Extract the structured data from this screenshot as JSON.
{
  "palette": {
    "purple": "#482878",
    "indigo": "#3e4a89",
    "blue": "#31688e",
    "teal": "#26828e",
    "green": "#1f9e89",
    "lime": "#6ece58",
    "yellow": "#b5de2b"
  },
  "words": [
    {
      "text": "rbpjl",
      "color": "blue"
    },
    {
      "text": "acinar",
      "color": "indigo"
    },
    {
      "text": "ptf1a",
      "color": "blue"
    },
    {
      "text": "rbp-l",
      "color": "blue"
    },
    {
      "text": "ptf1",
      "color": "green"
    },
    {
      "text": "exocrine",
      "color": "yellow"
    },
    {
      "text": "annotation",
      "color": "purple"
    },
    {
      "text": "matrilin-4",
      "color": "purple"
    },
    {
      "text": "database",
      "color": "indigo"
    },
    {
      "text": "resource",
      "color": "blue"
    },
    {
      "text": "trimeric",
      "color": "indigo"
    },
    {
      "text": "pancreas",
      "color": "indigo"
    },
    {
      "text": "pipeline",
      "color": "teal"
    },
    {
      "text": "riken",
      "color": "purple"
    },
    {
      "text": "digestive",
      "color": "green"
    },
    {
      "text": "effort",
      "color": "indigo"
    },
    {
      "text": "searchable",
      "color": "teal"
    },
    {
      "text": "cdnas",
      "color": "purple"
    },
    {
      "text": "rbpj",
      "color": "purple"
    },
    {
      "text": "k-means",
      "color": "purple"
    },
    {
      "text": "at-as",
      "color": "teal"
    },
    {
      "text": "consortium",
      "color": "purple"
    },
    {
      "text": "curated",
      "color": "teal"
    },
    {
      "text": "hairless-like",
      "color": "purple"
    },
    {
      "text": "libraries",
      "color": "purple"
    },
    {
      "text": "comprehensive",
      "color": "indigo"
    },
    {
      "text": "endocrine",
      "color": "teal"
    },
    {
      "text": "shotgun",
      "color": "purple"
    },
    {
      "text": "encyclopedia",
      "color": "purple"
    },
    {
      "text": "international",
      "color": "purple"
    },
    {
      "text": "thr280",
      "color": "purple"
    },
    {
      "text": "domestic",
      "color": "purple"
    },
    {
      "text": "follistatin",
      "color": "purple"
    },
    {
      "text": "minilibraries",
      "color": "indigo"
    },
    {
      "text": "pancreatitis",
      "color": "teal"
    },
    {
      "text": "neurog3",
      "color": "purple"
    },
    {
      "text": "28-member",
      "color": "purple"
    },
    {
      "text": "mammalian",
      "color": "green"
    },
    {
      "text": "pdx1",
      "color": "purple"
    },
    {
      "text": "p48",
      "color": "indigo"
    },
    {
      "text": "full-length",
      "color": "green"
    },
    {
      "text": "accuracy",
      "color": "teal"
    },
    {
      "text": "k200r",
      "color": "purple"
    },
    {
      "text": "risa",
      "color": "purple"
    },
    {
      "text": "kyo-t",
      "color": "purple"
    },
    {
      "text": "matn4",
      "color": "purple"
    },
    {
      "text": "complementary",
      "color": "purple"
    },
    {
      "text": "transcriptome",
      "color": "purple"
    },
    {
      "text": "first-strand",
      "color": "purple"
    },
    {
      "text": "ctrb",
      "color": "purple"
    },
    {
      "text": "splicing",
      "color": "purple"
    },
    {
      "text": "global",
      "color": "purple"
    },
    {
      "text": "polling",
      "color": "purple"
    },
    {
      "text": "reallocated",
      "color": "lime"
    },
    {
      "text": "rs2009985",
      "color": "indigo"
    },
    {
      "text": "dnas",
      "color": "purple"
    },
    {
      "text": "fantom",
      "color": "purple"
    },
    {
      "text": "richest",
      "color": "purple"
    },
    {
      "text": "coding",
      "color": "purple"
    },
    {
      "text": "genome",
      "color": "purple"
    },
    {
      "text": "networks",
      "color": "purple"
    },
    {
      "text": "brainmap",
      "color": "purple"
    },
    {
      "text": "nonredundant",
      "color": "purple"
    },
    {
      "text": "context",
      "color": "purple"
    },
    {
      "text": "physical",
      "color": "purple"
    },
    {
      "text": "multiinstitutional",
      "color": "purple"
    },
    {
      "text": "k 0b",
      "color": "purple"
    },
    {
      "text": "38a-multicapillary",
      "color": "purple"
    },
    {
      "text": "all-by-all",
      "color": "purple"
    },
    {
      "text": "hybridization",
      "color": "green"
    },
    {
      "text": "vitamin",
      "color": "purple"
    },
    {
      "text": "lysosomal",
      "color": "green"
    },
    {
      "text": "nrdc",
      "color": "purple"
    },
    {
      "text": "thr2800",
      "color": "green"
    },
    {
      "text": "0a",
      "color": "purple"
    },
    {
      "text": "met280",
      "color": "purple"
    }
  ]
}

----

| Exercise |
Every record above must be duplicated exactly.

| Answer space |
Extract the structured data from this screenshot as JSON.
{
  "palette": {
    "purple": "#482878",
    "indigo": "#3e4a89",
    "blue": "#31688e",
    "teal": "#26828e",
    "green": "#1f9e89",
    "lime": "#6ece58",
    "yellow": "#b5de2b"
  },
  "words": [
    {
      "text": "rbpjl",
      "color": "blue"
    },
    {
      "text": "acinar",
      "color": "indigo"
    },
    {
      "text": "ptf1a",
      "color": "blue"
    },
    {
      "text": "rbp-l",
      "color": "blue"
    },
    {
      "text": "ptf1",
      "color": "green"
    },
    {
      "text": "exocrine",
      "color": "yellow"
    },
    {
      "text": "annotation",
      "color": "purple"
    },
    {
      "text": "matrilin-4",
      "color": "purple"
    },
    {
      "text": "database",
      "color": "indigo"
    },
    {
      "text": "resource",
      "color": "blue"
    },
    {
      "text": "trimeric",
      "color": "indigo"
    },
    {
      "text": "pancreas",
      "color": "indigo"
    },
    {
      "text": "pipeline",
      "color": "teal"
    },
    {
      "text": "riken",
      "color": "purple"
    },
    {
      "text": "digestive",
      "color": "green"
    },
    {
      "text": "effort",
      "color": "indigo"
    },
    {
      "text": "searchable",
      "color": "teal"
    },
    {
      "text": "cdnas",
      "color": "purple"
    },
    {
      "text": "rbpj",
      "color": "purple"
    },
    {
      "text": "k-means",
      "color": "purple"
    },
    {
      "text": "at-as",
      "color": "teal"
    },
    {
      "text": "consortium",
      "color": "purple"
    },
    {
      "text": "curated",
      "color": "teal"
    },
    {
      "text": "hairless-like",
      "color": "purple"
    },
    {
      "text": "libraries",
      "color": "purple"
    },
    {
      "text": "comprehensive",
      "color": "indigo"
    },
    {
      "text": "endocrine",
      "color": "teal"
    },
    {
      "text": "shotgun",
      "color": "purple"
    },
    {
      "text": "encyclopedia",
      "color": "purple"
    },
    {
      "text": "international",
      "color": "purple"
    },
    {
      "text": "thr280",
      "color": "purple"
    },
    {
      "text": "domestic",
      "color": "purple"
    },
    {
      "text": "follistatin",
      "color": "purple"
    },
    {
      "text": "minilibraries",
      "color": "indigo"
    },
    {
      "text": "pancreatitis",
      "color": "teal"
    },
    {
      "text": "neurog3",
      "color": "purple"
    },
    {
      "text": "28-member",
      "color": "purple"
    },
    {
      "text": "mammalian",
      "color": "green"
    },
    {
      "text": "pdx1",
      "color": "purple"
    },
    {
      "text": "p48",
      "color": "indigo"
    },
    {
      "text": "full-length",
      "color": "green"
    },
    {
      "text": "accuracy",
      "color": "teal"
    },
    {
      "text": "k200r",
      "color": "purple"
    },
    {
      "text": "risa",
      "color": "purple"
    },
    {
      "text": "kyo-t",
      "color": "purple"
    },
    {
      "text": "matn4",
      "color": "purple"
    },
    {
      "text": "complementary",
      "color": "purple"
    },
    {
      "text": "transcriptome",
      "color": "purple"
    },
    {
      "text": "first-strand",
      "color": "purple"
    },
    {
      "text": "ctrb",
      "color": "purple"
    },
    {
      "text": "splicing",
      "color": "purple"
    },
    {
      "text": "global",
      "color": "purple"
    },
    {
      "text": "polling",
      "color": "purple"
    },
    {
      "text": "reallocated",
      "color": "lime"
    },
    {
      "text": "rs2009985",
      "color": "indigo"
    },
    {
      "text": "dnas",
      "color": "purple"
    },
    {
      "text": "fantom",
      "color": "purple"
    },
    {
      "text": "richest",
      "color": "purple"
    },
    {
      "text": "coding",
      "color": "purple"
    },
    {
      "text": "genome",
      "color": "purple"
    },
    {
      "text": "networks",
      "color": "purple"
    },
    {
      "text": "brainmap",
      "color": "purple"
    },
    {
      "text": "nonredundant",
      "color": "purple"
    },
    {
      "text": "context",
      "color": "purple"
    },
    {
      "text": "physical",
      "color": "purple"
    },
    {
      "text": "multiinstitutional",
      "color": "purple"
    },
    {
      "text": "k 0b",
      "color": "purple"
    },
    {
      "text": "38a-multicapillary",
      "color": "purple"
    },
    {
      "text": "all-by-all",
      "color": "purple"
    },
    {
      "text": "hybridization",
      "color": "green"
    },
    {
      "text": "vitamin",
      "color": "purple"
    },
    {
      "text": "lysosomal",
      "color": "green"
    },
    {
      "text": "nrdc",
      "color": "purple"
    },
    {
      "text": "thr2800",
      "color": "green"
    },
    {
      "text": "0a",
      "color": "purple"
    },
    {
      "text": "met280",
      "color": "purple"
    }
  ]
}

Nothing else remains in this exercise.